[START OF Exercise data]
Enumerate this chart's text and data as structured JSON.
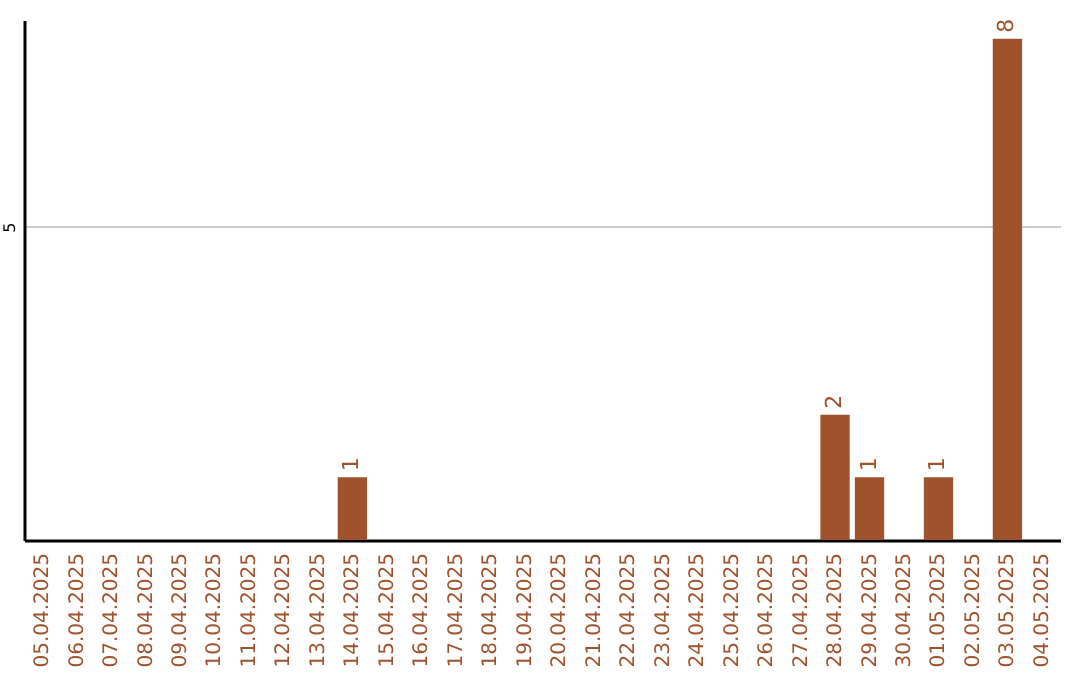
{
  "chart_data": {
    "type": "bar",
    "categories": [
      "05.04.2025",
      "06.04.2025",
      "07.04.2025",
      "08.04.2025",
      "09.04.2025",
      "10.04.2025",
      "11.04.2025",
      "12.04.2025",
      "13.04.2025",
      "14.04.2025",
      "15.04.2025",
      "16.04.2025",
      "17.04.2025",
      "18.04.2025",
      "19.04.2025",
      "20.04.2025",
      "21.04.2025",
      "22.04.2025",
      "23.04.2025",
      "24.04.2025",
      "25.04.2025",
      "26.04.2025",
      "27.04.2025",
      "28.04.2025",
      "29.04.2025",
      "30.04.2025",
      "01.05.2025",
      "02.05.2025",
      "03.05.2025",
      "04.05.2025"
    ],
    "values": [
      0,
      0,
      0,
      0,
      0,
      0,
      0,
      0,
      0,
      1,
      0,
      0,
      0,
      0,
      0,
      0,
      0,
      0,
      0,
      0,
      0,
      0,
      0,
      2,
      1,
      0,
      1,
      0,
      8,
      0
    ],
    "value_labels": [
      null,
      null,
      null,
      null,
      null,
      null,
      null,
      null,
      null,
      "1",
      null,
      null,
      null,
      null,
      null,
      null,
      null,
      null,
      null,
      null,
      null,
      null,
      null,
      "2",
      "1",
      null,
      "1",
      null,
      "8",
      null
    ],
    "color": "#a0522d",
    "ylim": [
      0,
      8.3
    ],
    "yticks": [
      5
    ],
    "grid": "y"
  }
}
[END OF Exercise data]
[START OF Exercise data]
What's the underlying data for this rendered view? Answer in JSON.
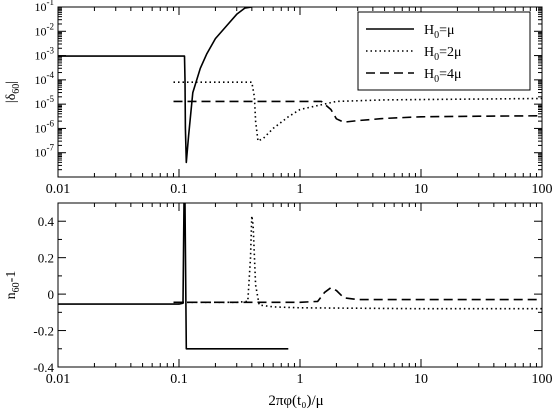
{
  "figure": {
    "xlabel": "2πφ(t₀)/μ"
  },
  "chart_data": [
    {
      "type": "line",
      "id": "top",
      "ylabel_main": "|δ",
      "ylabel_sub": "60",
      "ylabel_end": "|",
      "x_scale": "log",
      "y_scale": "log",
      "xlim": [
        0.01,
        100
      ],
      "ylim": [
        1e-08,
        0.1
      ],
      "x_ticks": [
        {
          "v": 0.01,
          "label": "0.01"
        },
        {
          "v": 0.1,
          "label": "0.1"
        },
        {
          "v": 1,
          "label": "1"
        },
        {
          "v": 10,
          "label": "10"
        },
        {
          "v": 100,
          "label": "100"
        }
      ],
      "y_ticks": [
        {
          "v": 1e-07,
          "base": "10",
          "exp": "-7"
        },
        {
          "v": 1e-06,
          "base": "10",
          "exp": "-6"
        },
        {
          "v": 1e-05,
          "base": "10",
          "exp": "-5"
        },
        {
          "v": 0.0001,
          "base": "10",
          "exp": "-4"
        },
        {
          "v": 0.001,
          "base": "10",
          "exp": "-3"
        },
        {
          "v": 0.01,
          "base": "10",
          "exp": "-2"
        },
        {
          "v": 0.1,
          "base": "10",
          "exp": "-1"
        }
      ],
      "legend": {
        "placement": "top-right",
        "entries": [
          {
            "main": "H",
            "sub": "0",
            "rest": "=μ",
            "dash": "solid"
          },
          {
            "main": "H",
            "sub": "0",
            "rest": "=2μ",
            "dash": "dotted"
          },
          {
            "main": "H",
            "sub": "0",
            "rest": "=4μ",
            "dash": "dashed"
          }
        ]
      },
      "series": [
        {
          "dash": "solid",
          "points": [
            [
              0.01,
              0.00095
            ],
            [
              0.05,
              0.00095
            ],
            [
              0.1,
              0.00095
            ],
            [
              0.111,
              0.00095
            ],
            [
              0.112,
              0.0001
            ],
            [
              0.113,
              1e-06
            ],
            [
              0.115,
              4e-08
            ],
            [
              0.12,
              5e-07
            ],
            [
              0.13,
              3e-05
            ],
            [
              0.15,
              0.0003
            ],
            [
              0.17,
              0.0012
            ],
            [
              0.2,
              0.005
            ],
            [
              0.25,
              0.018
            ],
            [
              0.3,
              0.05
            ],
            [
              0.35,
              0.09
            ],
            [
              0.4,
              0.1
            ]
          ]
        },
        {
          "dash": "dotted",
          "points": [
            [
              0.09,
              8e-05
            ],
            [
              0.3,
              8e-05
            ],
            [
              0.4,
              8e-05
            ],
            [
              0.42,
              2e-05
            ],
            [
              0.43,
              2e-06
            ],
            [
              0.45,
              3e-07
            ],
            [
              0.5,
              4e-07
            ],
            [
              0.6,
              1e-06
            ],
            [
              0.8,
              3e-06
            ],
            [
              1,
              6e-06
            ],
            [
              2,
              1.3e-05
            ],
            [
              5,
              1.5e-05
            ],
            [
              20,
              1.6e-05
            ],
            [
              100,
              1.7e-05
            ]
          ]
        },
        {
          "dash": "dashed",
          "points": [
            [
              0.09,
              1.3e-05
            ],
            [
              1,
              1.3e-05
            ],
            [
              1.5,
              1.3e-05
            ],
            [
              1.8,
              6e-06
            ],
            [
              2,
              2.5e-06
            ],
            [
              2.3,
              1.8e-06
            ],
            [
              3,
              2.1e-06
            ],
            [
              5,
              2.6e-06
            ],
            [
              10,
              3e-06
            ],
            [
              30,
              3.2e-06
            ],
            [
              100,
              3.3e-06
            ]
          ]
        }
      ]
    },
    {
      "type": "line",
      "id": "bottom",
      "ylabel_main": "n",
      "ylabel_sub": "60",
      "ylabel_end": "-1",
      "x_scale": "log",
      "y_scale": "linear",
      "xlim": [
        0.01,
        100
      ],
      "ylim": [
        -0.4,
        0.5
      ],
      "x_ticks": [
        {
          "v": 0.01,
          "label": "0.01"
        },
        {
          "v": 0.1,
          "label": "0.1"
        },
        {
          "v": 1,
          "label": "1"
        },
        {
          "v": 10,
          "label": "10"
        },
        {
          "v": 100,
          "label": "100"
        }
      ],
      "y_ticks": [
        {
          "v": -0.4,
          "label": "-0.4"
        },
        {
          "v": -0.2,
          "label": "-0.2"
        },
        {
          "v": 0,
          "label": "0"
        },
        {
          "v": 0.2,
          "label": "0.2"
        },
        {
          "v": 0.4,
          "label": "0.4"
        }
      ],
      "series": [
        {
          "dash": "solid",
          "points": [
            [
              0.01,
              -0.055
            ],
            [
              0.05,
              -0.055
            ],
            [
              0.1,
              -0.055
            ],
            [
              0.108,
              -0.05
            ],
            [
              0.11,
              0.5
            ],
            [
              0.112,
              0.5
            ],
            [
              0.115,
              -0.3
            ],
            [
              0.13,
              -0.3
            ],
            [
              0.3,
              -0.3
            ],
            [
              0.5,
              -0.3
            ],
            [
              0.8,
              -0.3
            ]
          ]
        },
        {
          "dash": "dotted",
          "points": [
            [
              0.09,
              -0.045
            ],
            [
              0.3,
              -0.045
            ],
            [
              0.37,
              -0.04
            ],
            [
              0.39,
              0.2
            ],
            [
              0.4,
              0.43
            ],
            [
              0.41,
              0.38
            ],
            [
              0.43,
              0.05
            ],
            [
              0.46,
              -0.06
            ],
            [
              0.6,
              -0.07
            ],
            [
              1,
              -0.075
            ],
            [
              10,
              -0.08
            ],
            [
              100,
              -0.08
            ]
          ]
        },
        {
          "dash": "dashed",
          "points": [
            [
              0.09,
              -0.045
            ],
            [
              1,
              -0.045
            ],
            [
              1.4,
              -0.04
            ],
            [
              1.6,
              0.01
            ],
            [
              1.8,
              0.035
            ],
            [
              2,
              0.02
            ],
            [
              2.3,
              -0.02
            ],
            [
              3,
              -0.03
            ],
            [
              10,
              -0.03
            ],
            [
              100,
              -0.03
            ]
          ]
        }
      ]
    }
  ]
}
[END OF Exercise data]
§ **Aim of the exercise**: Gather up, from the records above, each line where the word "this" appears.

§ **Task output**:
Enumerate this chart's text and data as structured JSON.
What's the underlying data for this rendered view? Answer in JSON.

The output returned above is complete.